[Source records]

+++

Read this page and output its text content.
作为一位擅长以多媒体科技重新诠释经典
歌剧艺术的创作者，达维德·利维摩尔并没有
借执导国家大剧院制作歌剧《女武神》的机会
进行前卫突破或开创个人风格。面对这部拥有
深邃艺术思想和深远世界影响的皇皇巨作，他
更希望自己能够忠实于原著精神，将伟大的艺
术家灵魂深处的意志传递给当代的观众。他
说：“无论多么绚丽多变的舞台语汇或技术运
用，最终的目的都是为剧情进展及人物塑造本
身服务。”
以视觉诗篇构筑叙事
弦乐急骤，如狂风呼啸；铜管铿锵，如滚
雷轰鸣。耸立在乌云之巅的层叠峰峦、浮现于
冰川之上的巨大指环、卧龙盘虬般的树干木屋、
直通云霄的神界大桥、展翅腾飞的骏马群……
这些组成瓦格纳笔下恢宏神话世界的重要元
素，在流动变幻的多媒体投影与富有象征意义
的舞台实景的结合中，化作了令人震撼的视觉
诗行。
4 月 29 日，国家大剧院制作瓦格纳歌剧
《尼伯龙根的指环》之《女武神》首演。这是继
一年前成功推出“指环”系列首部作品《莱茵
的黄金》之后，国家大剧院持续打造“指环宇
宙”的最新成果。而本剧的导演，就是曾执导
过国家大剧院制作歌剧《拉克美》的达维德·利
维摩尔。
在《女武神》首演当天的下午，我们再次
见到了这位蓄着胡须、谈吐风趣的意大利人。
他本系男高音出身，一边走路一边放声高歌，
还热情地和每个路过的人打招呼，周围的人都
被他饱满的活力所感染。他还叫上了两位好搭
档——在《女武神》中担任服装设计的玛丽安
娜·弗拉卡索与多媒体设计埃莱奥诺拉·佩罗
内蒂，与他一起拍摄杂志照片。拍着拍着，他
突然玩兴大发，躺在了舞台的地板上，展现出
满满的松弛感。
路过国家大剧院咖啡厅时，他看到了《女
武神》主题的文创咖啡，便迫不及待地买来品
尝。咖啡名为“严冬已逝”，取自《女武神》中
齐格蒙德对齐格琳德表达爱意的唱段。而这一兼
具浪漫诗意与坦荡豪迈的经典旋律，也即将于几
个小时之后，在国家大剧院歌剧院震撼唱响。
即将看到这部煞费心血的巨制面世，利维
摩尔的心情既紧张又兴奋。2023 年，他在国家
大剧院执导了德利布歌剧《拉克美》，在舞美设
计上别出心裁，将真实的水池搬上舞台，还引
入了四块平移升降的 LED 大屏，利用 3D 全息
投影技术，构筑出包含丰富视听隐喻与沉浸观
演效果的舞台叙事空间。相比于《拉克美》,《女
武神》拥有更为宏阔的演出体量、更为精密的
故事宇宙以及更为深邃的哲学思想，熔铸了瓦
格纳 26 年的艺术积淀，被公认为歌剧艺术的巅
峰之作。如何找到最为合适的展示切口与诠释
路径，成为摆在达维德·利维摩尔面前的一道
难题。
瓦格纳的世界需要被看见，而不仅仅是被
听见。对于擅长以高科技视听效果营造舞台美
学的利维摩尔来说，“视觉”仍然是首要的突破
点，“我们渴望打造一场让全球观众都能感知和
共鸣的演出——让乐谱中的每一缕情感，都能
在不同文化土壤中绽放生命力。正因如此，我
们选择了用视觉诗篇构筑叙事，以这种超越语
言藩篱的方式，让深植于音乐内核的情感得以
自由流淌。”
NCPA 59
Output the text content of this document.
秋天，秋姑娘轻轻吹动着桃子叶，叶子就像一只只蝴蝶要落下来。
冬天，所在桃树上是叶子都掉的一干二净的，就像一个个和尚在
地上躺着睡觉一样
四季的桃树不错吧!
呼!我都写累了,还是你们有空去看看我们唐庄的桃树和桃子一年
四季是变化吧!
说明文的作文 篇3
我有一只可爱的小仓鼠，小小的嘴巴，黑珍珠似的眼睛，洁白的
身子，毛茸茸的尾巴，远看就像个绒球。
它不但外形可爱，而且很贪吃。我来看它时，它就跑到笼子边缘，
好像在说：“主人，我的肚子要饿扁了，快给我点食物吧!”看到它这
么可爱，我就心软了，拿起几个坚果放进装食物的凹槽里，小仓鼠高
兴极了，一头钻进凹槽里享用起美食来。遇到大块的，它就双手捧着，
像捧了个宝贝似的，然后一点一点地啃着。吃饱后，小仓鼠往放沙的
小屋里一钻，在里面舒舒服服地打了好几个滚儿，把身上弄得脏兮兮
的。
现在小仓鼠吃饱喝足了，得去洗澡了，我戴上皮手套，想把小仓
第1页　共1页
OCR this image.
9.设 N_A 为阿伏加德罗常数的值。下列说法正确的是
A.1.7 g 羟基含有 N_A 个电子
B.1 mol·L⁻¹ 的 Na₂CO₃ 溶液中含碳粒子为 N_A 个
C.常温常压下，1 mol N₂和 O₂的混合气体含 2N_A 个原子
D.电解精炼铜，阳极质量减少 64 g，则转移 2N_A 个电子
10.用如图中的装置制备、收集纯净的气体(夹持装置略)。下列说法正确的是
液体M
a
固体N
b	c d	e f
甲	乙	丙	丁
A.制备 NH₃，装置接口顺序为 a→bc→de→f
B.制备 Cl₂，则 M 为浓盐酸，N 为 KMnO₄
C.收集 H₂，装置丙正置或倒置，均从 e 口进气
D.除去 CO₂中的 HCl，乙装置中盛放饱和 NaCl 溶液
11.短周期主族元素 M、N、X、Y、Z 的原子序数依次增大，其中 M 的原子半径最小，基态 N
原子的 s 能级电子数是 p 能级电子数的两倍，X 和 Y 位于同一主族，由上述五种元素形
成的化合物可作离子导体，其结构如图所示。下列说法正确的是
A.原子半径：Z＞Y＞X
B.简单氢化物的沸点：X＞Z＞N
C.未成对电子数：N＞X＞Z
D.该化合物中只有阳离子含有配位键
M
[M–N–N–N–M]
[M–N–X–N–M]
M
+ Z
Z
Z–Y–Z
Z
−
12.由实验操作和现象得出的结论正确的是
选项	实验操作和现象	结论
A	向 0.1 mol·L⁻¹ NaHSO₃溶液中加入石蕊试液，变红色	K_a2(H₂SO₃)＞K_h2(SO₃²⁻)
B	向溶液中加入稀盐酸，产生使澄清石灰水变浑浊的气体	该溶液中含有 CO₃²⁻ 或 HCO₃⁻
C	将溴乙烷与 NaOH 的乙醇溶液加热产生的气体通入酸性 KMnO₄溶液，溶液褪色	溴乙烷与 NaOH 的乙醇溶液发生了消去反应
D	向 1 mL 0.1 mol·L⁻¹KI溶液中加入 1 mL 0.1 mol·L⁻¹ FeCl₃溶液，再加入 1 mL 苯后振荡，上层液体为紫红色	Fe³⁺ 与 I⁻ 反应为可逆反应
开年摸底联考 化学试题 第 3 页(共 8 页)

+++

→ **SET EXERCISE**: Copy all lines from the material that hold "content".

→ **COMPLETE ANSWER**:
Read this page and output its text content.
Output the text content of this document.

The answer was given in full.